**EXERCISE INSTRUCTIONS:** Set down each line of the material that follows, exactly, with no pictures.

## start RECORD EXCERPTS

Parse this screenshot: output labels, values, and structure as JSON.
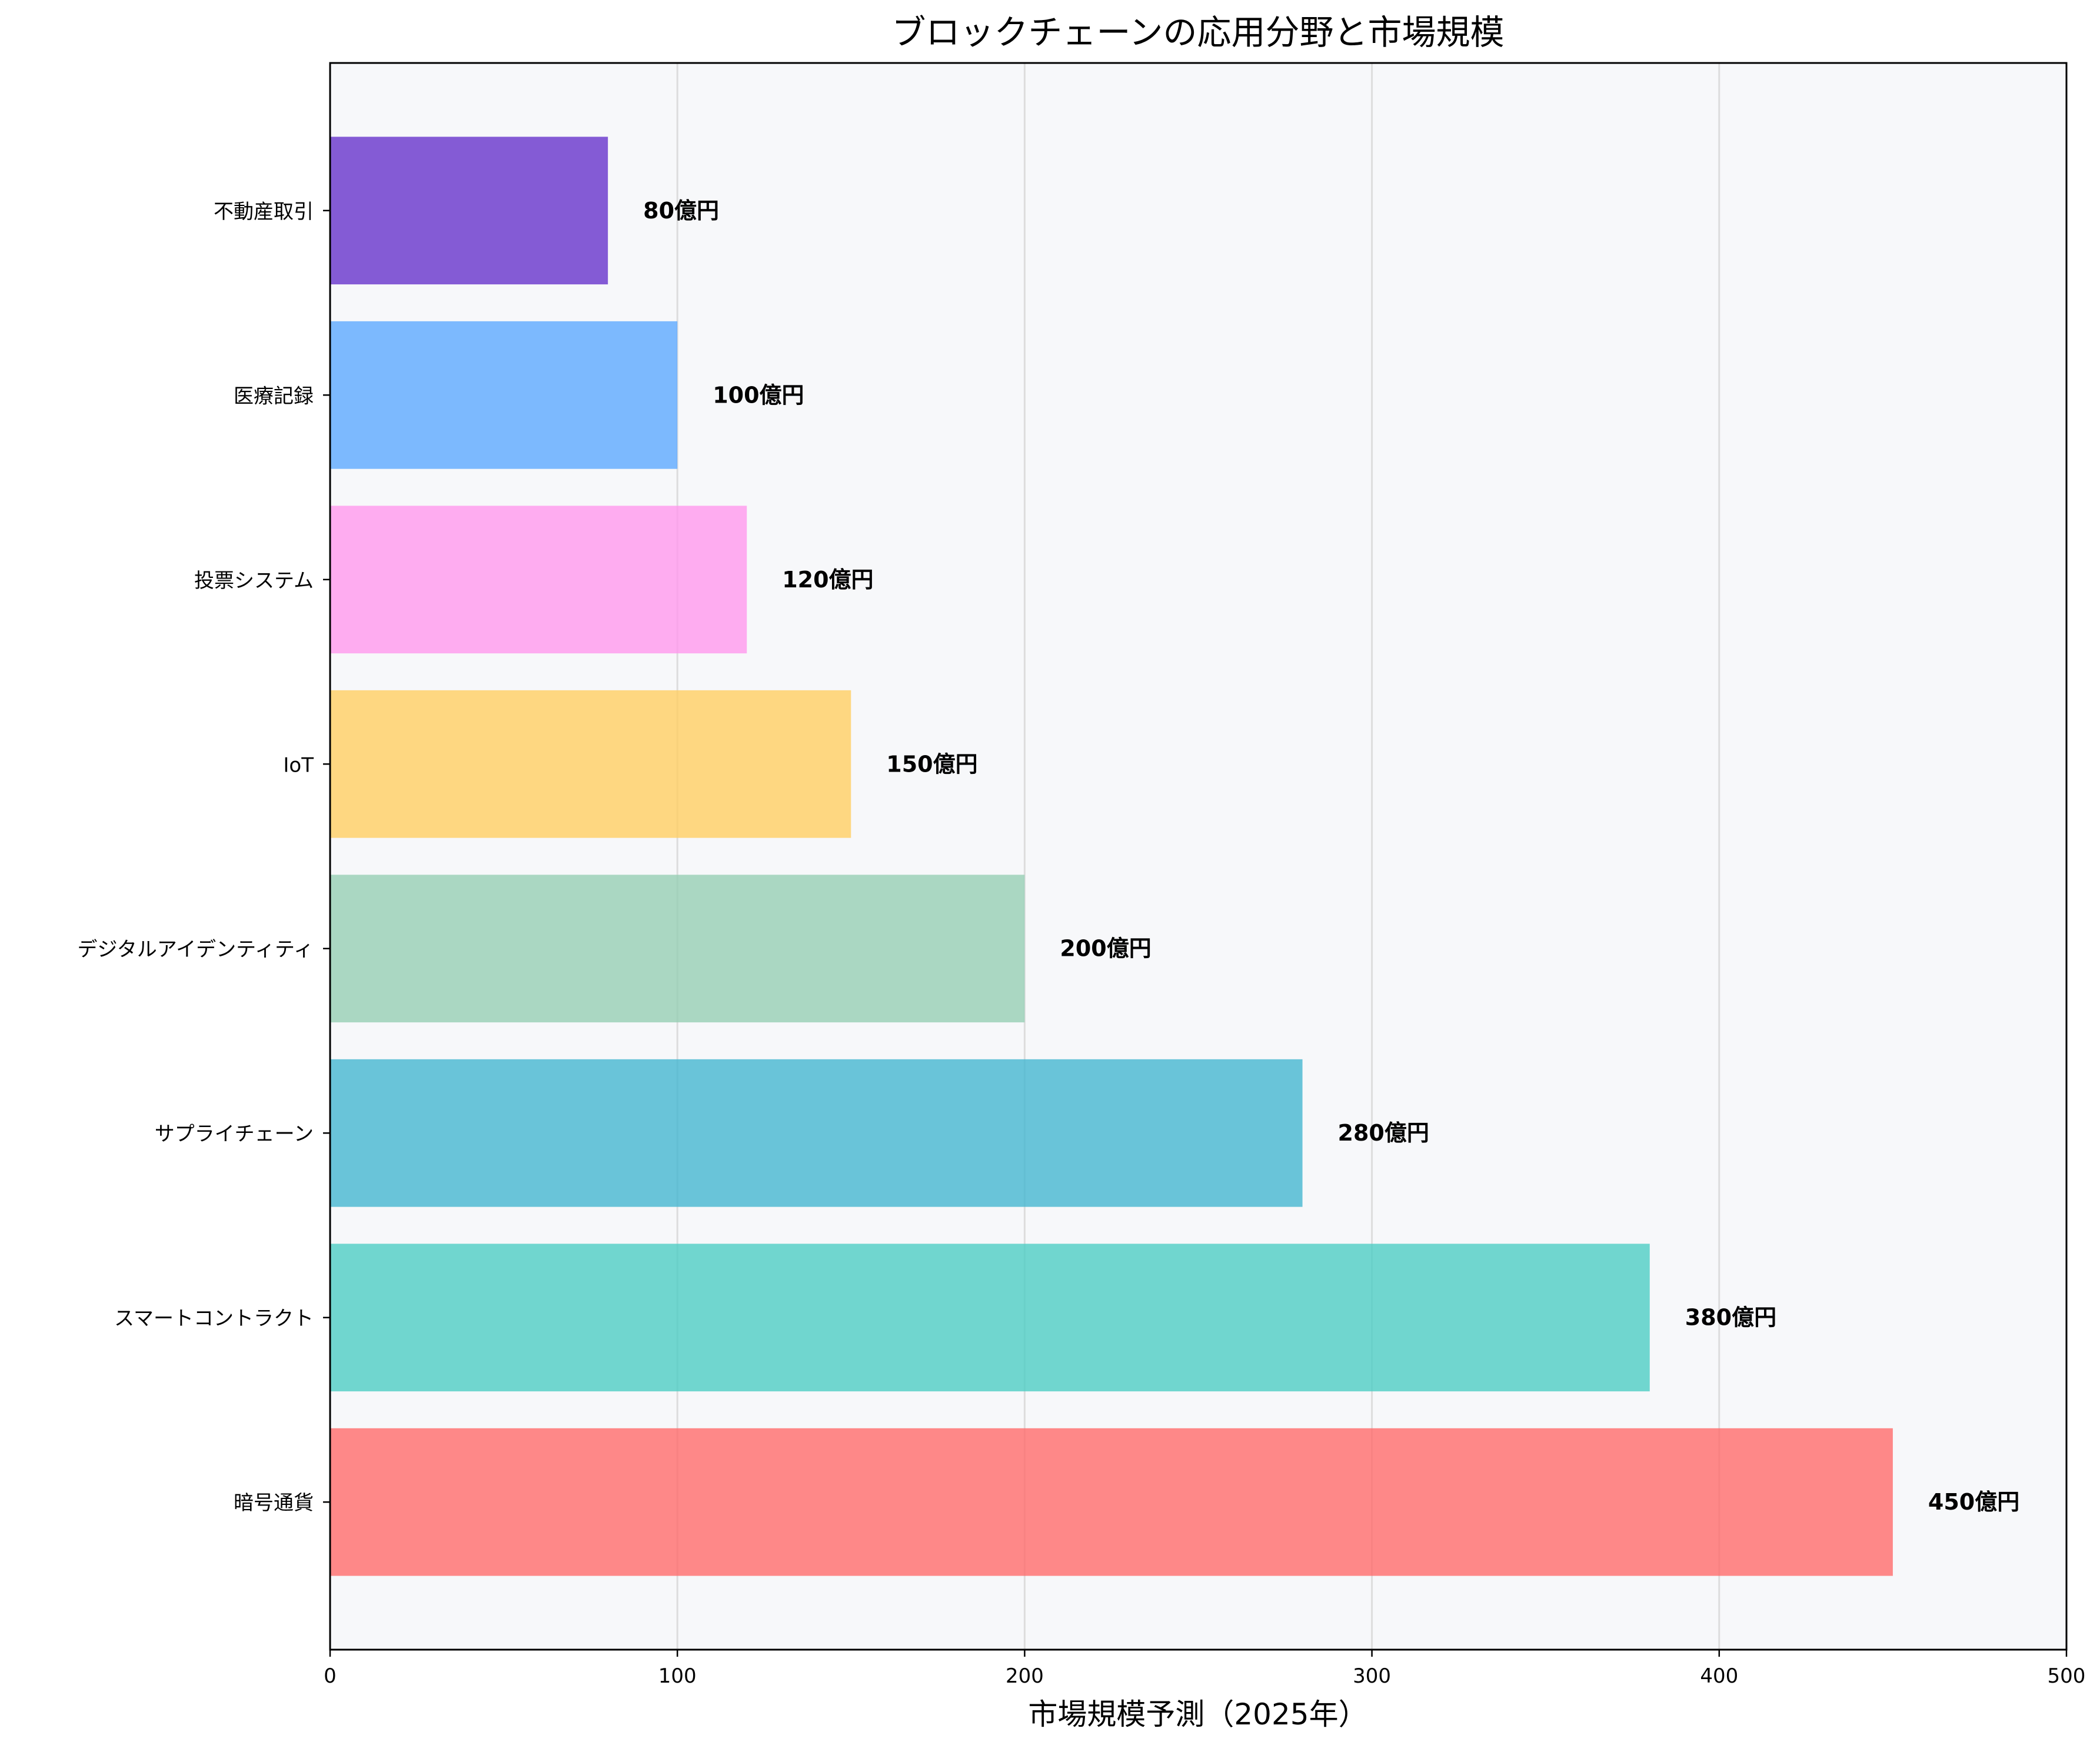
{
  "chart_data": {
    "type": "bar",
    "orientation": "horizontal",
    "title": "ブロックチェーンの応用分野と市場規模",
    "xlabel": "市場規模予測（2025年）",
    "ylabel": "",
    "xlim": [
      0,
      500
    ],
    "x_ticks": [
      "0",
      "100",
      "200",
      "300",
      "400",
      "500"
    ],
    "grid": "vertical",
    "categories": [
      "暗号通貨",
      "スマートコントラクト",
      "サプライチェーン",
      "デジタルアイデンティティ",
      "IoT",
      "投票システム",
      "医療記録",
      "不動産取引"
    ],
    "values": [
      450,
      380,
      280,
      200,
      150,
      120,
      100,
      80
    ],
    "data_labels": [
      "450億円",
      "380億円",
      "280億円",
      "200億円",
      "150億円",
      "120億円",
      "100億円",
      "80億円"
    ],
    "colors": [
      "#FF6B6B",
      "#4ECDC4",
      "#45B7D1",
      "#96CEB4",
      "#FFCE63",
      "#FF99EE",
      "#5DA9FF",
      "#6633CC"
    ],
    "background": "#F7F8FA"
  }
}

## end RECORD EXCERPTS

**RESPONSE:**
Parse this screenshot: output labels, values, and structure as JSON.
{
  "chart_data": {
    "type": "bar",
    "orientation": "horizontal",
    "title": "ブロックチェーンの応用分野と市場規模",
    "xlabel": "市場規模予測（2025年）",
    "ylabel": "",
    "xlim": [
      0,
      500
    ],
    "x_ticks": [
      "0",
      "100",
      "200",
      "300",
      "400",
      "500"
    ],
    "grid": "vertical",
    "categories": [
      "暗号通貨",
      "スマートコントラクト",
      "サプライチェーン",
      "デジタルアイデンティティ",
      "IoT",
      "投票システム",
      "医療記録",
      "不動産取引"
    ],
    "values": [
      450,
      380,
      280,
      200,
      150,
      120,
      100,
      80
    ],
    "data_labels": [
      "450億円",
      "380億円",
      "280億円",
      "200億円",
      "150億円",
      "120億円",
      "100億円",
      "80億円"
    ],
    "colors": [
      "#FF6B6B",
      "#4ECDC4",
      "#45B7D1",
      "#96CEB4",
      "#FFCE63",
      "#FF99EE",
      "#5DA9FF",
      "#6633CC"
    ],
    "background": "#F7F8FA"
  }
}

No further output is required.